_Material provided_.
(begin)

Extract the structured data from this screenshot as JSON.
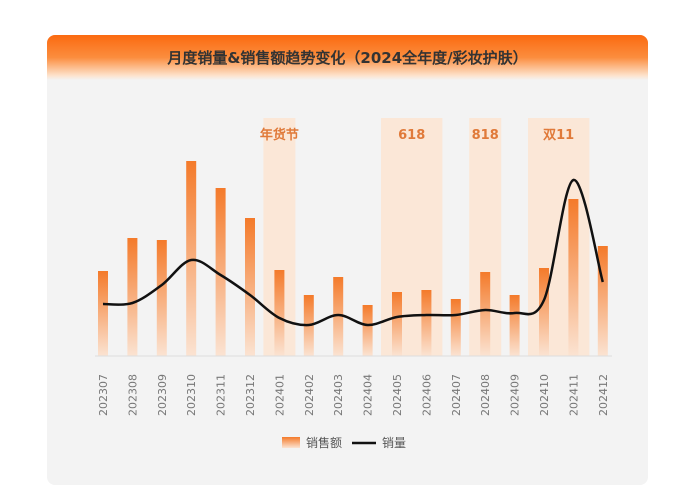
{
  "chart_data": {
    "type": "bar",
    "title": "月度销量&销售额趋势变化（2024全年度/彩妆护肤）",
    "categories": [
      "202307",
      "202308",
      "202309",
      "202310",
      "202311",
      "202312",
      "202401",
      "202402",
      "202403",
      "202404",
      "202405",
      "202406",
      "202407",
      "202408",
      "202409",
      "202410",
      "202411",
      "202412"
    ],
    "series": [
      {
        "name": "销售额",
        "type": "bar",
        "values": [
          85,
          118,
          116,
          195,
          168,
          138,
          86,
          61,
          79,
          51,
          64,
          66,
          57,
          84,
          61,
          88,
          157,
          110
        ]
      },
      {
        "name": "销量",
        "type": "line",
        "values": [
          52,
          53,
          71,
          96,
          81,
          61,
          38,
          31,
          41,
          31,
          39,
          41,
          41,
          46,
          43,
          56,
          176,
          74
        ]
      }
    ],
    "annotations": [
      {
        "label": "年货节",
        "from": "202401",
        "to": "202401"
      },
      {
        "label": "618",
        "from": "202405",
        "to": "202406"
      },
      {
        "label": "818",
        "from": "202408",
        "to": "202408"
      },
      {
        "label": "双11",
        "from": "202410",
        "to": "202411"
      }
    ],
    "yaxis_visible": false,
    "grid": false,
    "legend": "bottom",
    "colors": {
      "bar": "#f47a2a",
      "line": "#111111",
      "highlight": "#fde3cf",
      "annotation_text": "#e07a3a"
    }
  }
}
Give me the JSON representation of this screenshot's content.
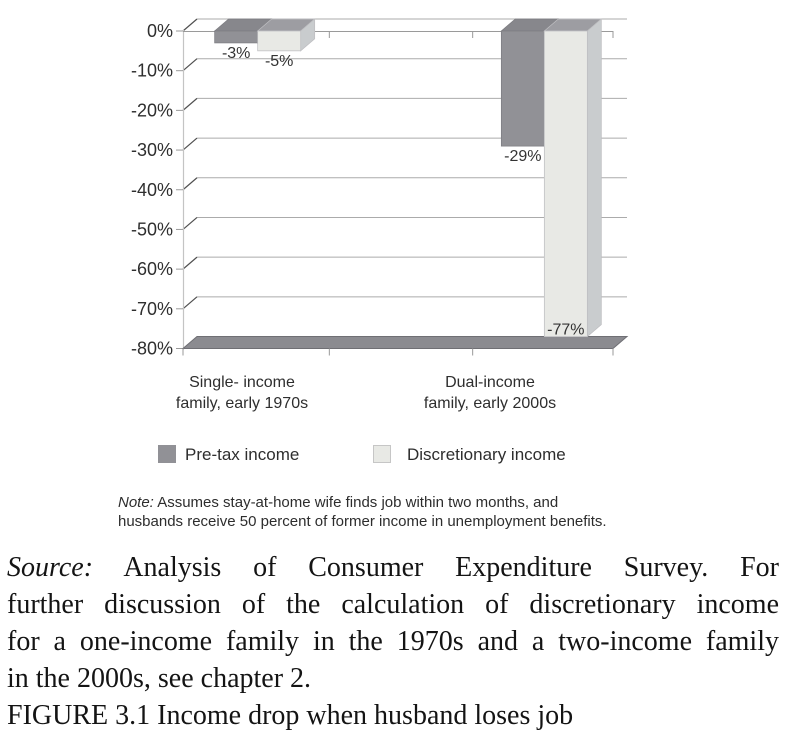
{
  "chart_data": {
    "type": "bar",
    "title": "",
    "xlabel": "",
    "ylabel": "",
    "categories": [
      {
        "line1": "Single- income",
        "line2": "family, early 1970s"
      },
      {
        "line1": "Dual-income",
        "line2": "family, early 2000s"
      }
    ],
    "series": [
      {
        "name": "Pre-tax income",
        "values": [
          -3,
          -29
        ],
        "labels": [
          "-3%",
          "-29%"
        ],
        "front_color": "#919196",
        "top_color": "#87878c",
        "side_color": "#a9a9ae",
        "edge_color": "#7d7d82"
      },
      {
        "name": "Discretionary income",
        "values": [
          -5,
          -77
        ],
        "labels": [
          "-5%",
          "-77%"
        ],
        "front_color": "#e8e9e5",
        "top_color": "#9d9da2",
        "side_color": "#c9ccce",
        "edge_color": "#bfbfc2"
      }
    ],
    "y_axis": {
      "min": -80,
      "max": 0,
      "tick_labels": [
        "0%",
        "-10%",
        "-20%",
        "-30%",
        "-40%",
        "-50%",
        "-60%",
        "-70%",
        "-80%"
      ]
    },
    "grid": true,
    "legend_position": "bottom",
    "colors": {
      "gridline": "#ababab",
      "connector": "#4f4f4f",
      "axis_line": "#c4c4c4",
      "front_line": "#9a9a9a",
      "floor_fill": "#8b8b90",
      "floor_edge": "#6f6f74"
    }
  },
  "legend": {
    "pretax_label": "Pre-tax income",
    "discretionary_label": "Discretionary income"
  },
  "note": {
    "prefix": "Note:",
    "line1_rest": "Assumes stay-at-home wife finds job within two months, and",
    "line2": "husbands receive 50 percent of former income in unemployment benefits."
  },
  "source": {
    "prefix": "Source:",
    "line1_rest": "Analysis of Consumer Expenditure Survey. For",
    "line2": "further discussion of the calculation of discretionary income",
    "line3": "for a one-income family in the 1970s and a two-income family",
    "line4": "in the 2000s, see chapter 2."
  },
  "caption": "FIGURE 3.1 Income drop when husband loses job"
}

(end)

_Objective_.
Collect each line above holding the string "title".

_Response to this task_.
    "title": "月度销量&销售额趋势变化（2024全年度/彩妆护肤）",
    "title": "",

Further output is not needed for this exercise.